Stored records:
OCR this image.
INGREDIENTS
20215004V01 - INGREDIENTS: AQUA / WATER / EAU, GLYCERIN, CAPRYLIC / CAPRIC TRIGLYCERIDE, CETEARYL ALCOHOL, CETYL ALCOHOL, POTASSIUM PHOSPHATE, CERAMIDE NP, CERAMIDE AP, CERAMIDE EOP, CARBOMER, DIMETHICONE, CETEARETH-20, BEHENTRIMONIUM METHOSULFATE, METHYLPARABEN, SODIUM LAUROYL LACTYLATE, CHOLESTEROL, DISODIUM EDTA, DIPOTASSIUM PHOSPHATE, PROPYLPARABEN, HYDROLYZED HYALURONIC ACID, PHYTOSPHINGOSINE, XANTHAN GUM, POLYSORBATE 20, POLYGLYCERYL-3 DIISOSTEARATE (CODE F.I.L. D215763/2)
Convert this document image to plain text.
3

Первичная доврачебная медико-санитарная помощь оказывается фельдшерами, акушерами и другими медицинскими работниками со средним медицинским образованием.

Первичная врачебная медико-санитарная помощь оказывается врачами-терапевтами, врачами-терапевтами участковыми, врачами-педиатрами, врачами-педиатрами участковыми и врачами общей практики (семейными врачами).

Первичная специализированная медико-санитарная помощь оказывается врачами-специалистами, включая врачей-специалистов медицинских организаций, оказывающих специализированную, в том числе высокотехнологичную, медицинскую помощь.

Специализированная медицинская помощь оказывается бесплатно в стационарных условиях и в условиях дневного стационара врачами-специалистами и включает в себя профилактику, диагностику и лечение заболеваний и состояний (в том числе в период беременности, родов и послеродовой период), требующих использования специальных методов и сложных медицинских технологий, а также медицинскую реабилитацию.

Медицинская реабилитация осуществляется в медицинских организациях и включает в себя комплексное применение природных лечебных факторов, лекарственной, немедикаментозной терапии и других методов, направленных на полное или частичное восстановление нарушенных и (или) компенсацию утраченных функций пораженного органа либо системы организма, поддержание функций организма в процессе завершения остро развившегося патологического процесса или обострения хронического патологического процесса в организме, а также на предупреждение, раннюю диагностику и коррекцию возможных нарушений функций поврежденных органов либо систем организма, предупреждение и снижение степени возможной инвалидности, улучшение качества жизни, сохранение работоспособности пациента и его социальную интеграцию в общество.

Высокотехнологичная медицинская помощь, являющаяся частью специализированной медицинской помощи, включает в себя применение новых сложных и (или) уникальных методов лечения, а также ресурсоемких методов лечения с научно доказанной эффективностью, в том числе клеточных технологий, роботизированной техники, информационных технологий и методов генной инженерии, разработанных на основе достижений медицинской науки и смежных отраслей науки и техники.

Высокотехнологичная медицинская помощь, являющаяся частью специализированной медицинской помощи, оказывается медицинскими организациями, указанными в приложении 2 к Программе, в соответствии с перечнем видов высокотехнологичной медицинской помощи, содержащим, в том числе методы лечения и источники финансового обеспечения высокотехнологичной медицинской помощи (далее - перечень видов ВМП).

TO DO: Could you transcribe the records in full, exactly?

SOLUTION FOR THIS EXERCISE:
OCR this image.
INGREDIENTS
20215004V01 - INGREDIENTS: AQUA / WATER / EAU, GLYCERIN, CAPRYLIC / CAPRIC TRIGLYCERIDE, CETEARYL ALCOHOL, CETYL ALCOHOL, POTASSIUM PHOSPHATE, CERAMIDE NP, CERAMIDE AP, CERAMIDE EOP, CARBOMER, DIMETHICONE, CETEARETH-20, BEHENTRIMONIUM METHOSULFATE, METHYLPARABEN, SODIUM LAUROYL LACTYLATE, CHOLESTEROL, DISODIUM EDTA, DIPOTASSIUM PHOSPHATE, PROPYLPARABEN, HYDROLYZED HYALURONIC ACID, PHYTOSPHINGOSINE, XANTHAN GUM, POLYSORBATE 20, POLYGLYCERYL-3 DIISOSTEARATE (CODE F.I.L. D215763/2)
Convert this document image to plain text.
3

Первичная доврачебная медико-санитарная помощь оказывается фельдшерами, акушерами и другими медицинскими работниками со средним медицинским образованием.

Первичная врачебная медико-санитарная помощь оказывается врачами-терапевтами, врачами-терапевтами участковыми, врачами-педиатрами, врачами-педиатрами участковыми и врачами общей практики (семейными врачами).

Первичная специализированная медико-санитарная помощь оказывается врачами-специалистами, включая врачей-специалистов медицинских организаций, оказывающих специализированную, в том числе высокотехнологичную, медицинскую помощь.

Специализированная медицинская помощь оказывается бесплатно в стационарных условиях и в условиях дневного стационара врачами-специалистами и включает в себя профилактику, диагностику и лечение заболеваний и состояний (в том числе в период беременности, родов и послеродовой период), требующих использования специальных методов и сложных медицинских технологий, а также медицинскую реабилитацию.

Медицинская реабилитация осуществляется в медицинских организациях и включает в себя комплексное применение природных лечебных факторов, лекарственной, немедикаментозной терапии и других методов, направленных на полное или частичное восстановление нарушенных и (или) компенсацию утраченных функций пораженного органа либо системы организма, поддержание функций организма в процессе завершения остро развившегося патологического процесса или обострения хронического патологического процесса в организме, а также на предупреждение, раннюю диагностику и коррекцию возможных нарушений функций поврежденных органов либо систем организма, предупреждение и снижение степени возможной инвалидности, улучшение качества жизни, сохранение работоспособности пациента и его социальную интеграцию в общество.

Высокотехнологичная медицинская помощь, являющаяся частью специализированной медицинской помощи, включает в себя применение новых сложных и (или) уникальных методов лечения, а также ресурсоемких методов лечения с научно доказанной эффективностью, в том числе клеточных технологий, роботизированной техники, информационных технологий и методов генной инженерии, разработанных на основе достижений медицинской науки и смежных отраслей науки и техники.

Высокотехнологичная медицинская помощь, являющаяся частью специализированной медицинской помощи, оказывается медицинскими организациями, указанными в приложении 2 к Программе, в соответствии с перечнем видов высокотехнологичной медицинской помощи, содержащим, в том числе методы лечения и источники финансового обеспечения высокотехнологичной медицинской помощи (далее - перечень видов ВМП).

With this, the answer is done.